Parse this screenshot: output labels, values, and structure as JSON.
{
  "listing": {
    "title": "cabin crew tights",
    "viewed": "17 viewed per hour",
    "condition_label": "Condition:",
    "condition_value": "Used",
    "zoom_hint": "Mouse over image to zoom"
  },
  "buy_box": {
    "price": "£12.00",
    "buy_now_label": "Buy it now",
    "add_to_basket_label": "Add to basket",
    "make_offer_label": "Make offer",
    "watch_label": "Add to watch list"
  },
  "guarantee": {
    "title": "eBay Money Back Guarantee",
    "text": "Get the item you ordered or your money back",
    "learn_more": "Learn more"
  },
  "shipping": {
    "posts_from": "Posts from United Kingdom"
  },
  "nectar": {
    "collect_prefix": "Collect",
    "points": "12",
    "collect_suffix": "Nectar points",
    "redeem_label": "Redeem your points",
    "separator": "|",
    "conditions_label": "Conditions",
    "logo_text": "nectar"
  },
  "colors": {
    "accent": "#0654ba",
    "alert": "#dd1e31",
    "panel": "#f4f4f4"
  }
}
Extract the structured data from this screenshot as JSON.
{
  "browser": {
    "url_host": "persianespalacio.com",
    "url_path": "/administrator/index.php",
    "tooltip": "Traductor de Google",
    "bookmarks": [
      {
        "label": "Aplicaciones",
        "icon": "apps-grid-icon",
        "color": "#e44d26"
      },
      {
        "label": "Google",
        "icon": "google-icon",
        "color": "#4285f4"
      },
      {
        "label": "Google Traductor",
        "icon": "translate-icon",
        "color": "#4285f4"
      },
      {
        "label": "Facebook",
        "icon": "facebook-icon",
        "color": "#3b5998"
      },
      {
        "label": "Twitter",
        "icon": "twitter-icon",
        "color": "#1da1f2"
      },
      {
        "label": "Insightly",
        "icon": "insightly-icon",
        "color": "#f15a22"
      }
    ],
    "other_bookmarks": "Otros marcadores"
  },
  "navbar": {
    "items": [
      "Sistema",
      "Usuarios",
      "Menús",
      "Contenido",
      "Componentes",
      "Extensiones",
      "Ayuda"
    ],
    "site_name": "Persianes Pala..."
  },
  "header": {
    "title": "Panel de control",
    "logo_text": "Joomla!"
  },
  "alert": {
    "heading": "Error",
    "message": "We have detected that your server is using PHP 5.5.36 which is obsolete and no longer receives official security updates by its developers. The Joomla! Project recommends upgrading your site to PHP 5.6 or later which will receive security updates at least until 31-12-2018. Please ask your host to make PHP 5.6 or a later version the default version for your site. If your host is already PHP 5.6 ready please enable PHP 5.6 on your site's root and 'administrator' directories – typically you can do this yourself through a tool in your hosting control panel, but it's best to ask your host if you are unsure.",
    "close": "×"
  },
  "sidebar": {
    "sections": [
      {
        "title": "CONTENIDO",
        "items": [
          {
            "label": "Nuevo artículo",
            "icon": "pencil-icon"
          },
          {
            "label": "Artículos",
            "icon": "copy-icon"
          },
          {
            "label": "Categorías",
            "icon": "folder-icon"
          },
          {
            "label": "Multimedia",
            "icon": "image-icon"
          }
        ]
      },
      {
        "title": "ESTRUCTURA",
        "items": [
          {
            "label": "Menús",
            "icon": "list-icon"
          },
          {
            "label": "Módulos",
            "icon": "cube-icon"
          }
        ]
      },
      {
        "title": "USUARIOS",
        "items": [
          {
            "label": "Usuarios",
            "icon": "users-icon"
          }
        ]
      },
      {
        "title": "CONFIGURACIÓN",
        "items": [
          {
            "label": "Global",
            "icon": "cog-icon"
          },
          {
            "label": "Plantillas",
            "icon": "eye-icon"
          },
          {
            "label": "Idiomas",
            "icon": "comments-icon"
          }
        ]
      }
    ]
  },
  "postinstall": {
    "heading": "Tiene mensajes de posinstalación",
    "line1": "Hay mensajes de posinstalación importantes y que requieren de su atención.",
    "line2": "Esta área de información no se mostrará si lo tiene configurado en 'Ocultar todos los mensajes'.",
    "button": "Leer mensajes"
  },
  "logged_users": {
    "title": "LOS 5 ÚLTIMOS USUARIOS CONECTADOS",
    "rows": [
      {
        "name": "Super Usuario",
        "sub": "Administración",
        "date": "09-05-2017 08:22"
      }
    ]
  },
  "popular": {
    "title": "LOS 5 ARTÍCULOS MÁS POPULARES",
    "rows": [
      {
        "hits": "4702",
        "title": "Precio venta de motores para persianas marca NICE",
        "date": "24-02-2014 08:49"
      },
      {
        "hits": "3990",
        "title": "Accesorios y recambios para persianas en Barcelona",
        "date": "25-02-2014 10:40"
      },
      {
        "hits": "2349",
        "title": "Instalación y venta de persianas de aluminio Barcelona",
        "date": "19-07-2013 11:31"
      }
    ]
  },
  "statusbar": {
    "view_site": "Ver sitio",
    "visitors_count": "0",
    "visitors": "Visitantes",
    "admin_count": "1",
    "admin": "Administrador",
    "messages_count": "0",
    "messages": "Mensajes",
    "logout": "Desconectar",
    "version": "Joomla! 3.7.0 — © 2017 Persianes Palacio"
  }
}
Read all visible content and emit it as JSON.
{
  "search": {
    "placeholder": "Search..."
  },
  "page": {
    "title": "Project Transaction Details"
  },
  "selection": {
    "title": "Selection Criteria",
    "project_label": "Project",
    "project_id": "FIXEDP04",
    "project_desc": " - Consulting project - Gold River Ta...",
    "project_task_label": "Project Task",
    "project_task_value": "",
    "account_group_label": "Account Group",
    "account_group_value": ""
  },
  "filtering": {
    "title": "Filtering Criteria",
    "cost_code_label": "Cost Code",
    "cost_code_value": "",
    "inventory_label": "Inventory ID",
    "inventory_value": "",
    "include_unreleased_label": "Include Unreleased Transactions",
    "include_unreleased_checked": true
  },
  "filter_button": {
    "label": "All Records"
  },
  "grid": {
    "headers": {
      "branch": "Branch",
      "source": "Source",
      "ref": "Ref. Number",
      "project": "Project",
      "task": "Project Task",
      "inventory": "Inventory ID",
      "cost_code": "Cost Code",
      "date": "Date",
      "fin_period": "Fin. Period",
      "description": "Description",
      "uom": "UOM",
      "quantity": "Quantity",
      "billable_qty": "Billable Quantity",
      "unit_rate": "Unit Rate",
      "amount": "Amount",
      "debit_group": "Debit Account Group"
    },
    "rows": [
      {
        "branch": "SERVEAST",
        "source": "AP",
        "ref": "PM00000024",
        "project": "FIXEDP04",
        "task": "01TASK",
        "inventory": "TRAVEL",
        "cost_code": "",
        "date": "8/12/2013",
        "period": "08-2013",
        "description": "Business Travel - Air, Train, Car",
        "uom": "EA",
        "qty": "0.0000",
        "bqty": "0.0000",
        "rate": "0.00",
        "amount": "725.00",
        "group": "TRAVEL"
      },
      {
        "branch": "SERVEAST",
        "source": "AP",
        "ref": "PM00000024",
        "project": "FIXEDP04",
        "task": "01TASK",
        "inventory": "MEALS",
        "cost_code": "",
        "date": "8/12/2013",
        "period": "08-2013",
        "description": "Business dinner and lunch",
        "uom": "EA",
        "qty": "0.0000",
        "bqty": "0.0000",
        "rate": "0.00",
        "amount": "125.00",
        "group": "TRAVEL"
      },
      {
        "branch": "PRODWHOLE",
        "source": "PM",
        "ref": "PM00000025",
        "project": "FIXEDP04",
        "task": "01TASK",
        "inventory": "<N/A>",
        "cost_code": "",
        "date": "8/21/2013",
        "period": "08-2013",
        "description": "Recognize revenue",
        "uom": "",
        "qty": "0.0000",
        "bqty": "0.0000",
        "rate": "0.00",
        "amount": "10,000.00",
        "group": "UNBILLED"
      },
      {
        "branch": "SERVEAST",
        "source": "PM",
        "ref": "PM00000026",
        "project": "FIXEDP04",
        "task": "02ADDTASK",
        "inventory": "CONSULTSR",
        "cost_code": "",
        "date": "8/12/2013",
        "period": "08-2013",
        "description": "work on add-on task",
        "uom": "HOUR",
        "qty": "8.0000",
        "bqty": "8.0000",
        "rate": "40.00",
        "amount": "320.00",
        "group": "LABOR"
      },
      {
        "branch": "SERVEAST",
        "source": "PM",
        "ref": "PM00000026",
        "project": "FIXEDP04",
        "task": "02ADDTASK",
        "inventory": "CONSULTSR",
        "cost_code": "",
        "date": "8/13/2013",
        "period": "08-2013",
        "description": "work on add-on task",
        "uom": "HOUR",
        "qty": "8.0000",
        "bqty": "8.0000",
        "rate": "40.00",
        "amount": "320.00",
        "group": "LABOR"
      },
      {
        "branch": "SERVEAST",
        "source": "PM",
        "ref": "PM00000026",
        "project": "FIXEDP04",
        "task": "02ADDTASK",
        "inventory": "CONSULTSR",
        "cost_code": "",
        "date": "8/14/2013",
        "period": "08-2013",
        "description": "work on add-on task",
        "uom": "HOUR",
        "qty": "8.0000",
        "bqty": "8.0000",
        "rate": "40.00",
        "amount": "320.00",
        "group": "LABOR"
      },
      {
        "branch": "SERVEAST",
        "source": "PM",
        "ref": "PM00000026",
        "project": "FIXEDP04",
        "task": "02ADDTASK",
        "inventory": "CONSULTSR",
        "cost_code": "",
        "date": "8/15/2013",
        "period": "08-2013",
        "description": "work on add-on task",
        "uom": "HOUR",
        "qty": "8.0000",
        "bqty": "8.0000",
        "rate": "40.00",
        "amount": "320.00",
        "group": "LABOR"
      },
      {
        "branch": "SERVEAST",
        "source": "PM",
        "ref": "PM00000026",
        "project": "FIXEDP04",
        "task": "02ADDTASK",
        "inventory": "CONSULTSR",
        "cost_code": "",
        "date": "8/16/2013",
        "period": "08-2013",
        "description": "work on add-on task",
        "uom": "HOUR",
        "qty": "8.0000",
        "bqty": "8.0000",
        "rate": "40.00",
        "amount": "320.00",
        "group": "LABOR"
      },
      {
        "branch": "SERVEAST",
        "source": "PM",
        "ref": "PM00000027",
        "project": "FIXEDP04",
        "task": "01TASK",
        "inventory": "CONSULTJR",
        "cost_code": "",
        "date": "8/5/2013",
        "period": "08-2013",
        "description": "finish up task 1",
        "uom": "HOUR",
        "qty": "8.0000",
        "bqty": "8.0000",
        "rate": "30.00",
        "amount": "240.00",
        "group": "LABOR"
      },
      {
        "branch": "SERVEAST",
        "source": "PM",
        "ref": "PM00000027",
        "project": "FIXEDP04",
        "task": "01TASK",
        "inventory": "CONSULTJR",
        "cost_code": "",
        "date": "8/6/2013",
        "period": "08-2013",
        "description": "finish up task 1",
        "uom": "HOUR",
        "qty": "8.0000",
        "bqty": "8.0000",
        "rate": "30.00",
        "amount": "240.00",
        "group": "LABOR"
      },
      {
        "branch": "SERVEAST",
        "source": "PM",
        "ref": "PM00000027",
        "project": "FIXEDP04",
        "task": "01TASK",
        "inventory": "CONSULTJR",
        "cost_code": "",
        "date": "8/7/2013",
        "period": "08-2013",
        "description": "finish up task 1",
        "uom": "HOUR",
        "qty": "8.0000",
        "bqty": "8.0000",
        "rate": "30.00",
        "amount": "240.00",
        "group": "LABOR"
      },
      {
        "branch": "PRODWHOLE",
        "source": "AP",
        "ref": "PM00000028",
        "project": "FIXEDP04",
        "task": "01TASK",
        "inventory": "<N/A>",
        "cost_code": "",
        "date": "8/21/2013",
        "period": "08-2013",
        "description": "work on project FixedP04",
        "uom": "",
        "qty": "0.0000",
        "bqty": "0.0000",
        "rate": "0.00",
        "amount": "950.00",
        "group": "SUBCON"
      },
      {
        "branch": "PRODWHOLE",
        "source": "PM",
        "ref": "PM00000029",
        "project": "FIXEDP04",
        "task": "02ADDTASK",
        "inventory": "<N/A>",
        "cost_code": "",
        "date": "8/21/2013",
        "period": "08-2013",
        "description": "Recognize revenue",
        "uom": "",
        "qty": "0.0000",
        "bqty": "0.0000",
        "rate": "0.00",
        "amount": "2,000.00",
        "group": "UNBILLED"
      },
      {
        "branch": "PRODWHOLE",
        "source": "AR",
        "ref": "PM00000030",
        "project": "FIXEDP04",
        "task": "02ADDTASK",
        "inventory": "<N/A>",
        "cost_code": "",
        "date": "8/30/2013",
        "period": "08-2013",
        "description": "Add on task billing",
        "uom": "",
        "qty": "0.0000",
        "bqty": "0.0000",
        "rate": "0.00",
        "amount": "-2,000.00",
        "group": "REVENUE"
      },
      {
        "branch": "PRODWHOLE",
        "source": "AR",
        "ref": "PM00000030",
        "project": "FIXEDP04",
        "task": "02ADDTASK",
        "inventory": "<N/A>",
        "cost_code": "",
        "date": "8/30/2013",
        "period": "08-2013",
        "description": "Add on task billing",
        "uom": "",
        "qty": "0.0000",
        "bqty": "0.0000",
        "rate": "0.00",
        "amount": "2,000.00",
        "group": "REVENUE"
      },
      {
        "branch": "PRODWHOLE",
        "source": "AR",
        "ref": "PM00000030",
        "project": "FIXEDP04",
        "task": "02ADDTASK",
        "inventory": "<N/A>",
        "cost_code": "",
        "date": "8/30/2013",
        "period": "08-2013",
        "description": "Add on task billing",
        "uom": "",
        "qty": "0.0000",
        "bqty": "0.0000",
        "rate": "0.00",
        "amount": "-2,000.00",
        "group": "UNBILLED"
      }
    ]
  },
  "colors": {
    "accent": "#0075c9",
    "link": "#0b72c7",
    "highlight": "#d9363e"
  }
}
───
What to do
Copy each line of the preceding data that contains the string "points".

Result of the task
    "points": "12",
    "collect_suffix": "Nectar points",
    "redeem_label": "Redeem your points",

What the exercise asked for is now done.